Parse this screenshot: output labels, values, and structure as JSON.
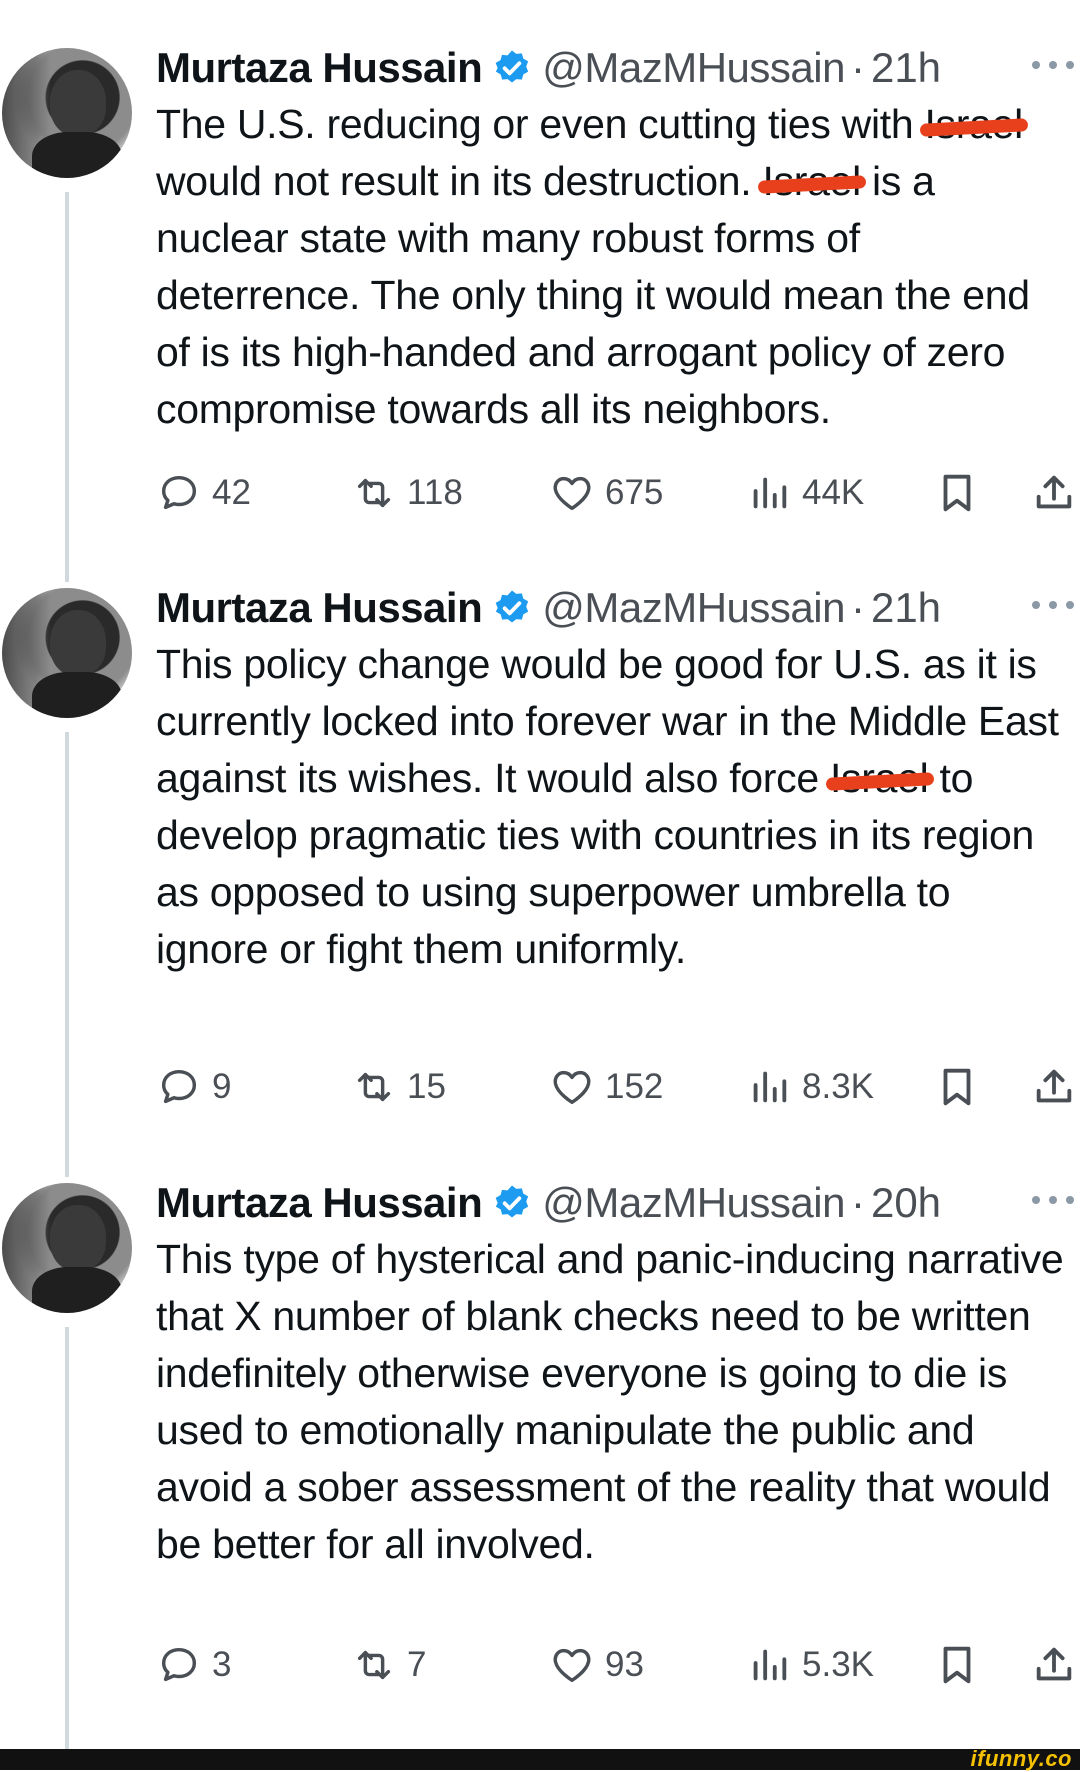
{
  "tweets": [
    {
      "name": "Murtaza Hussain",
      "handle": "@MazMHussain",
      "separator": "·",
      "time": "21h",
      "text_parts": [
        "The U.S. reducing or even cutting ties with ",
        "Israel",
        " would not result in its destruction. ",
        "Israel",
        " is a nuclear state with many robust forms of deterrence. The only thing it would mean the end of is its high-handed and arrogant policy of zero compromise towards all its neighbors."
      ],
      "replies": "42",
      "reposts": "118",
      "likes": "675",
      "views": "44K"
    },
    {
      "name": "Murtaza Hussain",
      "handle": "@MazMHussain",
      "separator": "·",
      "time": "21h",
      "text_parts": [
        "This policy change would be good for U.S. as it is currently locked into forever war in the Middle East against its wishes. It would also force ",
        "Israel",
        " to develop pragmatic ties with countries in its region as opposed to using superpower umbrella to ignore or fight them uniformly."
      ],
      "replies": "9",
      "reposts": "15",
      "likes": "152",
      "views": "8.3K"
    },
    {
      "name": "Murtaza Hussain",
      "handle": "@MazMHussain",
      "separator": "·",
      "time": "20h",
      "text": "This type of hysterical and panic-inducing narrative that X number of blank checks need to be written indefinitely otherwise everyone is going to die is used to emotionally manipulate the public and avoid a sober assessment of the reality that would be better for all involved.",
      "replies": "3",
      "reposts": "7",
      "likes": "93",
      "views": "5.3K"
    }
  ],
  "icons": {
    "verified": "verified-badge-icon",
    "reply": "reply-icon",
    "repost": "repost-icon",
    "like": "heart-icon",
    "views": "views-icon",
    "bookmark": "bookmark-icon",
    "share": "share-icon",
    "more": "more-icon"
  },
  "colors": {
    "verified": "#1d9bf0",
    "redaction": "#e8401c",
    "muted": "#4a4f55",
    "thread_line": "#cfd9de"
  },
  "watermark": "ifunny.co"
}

□ □ □ □ □

▶ _Task statement_
Restate every record exactly, please; do not copy the pictures.

▶ _Finished task_
Parse this screenshot: output labels, values, and structure as JSON.
{
  "tweets": [
    {
      "name": "Murtaza Hussain",
      "handle": "@MazMHussain",
      "separator": "·",
      "time": "21h",
      "text_parts": [
        "The U.S. reducing or even cutting ties with ",
        "Israel",
        " would not result in its destruction. ",
        "Israel",
        " is a nuclear state with many robust forms of deterrence. The only thing it would mean the end of is its high-handed and arrogant policy of zero compromise towards all its neighbors."
      ],
      "replies": "42",
      "reposts": "118",
      "likes": "675",
      "views": "44K"
    },
    {
      "name": "Murtaza Hussain",
      "handle": "@MazMHussain",
      "separator": "·",
      "time": "21h",
      "text_parts": [
        "This policy change would be good for U.S. as it is currently locked into forever war in the Middle East against its wishes. It would also force ",
        "Israel",
        " to develop pragmatic ties with countries in its region as opposed to using superpower umbrella to ignore or fight them uniformly."
      ],
      "replies": "9",
      "reposts": "15",
      "likes": "152",
      "views": "8.3K"
    },
    {
      "name": "Murtaza Hussain",
      "handle": "@MazMHussain",
      "separator": "·",
      "time": "20h",
      "text": "This type of hysterical and panic-inducing narrative that X number of blank checks need to be written indefinitely otherwise everyone is going to die is used to emotionally manipulate the public and avoid a sober assessment of the reality that would be better for all involved.",
      "replies": "3",
      "reposts": "7",
      "likes": "93",
      "views": "5.3K"
    }
  ],
  "icons": {
    "verified": "verified-badge-icon",
    "reply": "reply-icon",
    "repost": "repost-icon",
    "like": "heart-icon",
    "views": "views-icon",
    "bookmark": "bookmark-icon",
    "share": "share-icon",
    "more": "more-icon"
  },
  "colors": {
    "verified": "#1d9bf0",
    "redaction": "#e8401c",
    "muted": "#4a4f55",
    "thread_line": "#cfd9de"
  },
  "watermark": "ifunny.co"
}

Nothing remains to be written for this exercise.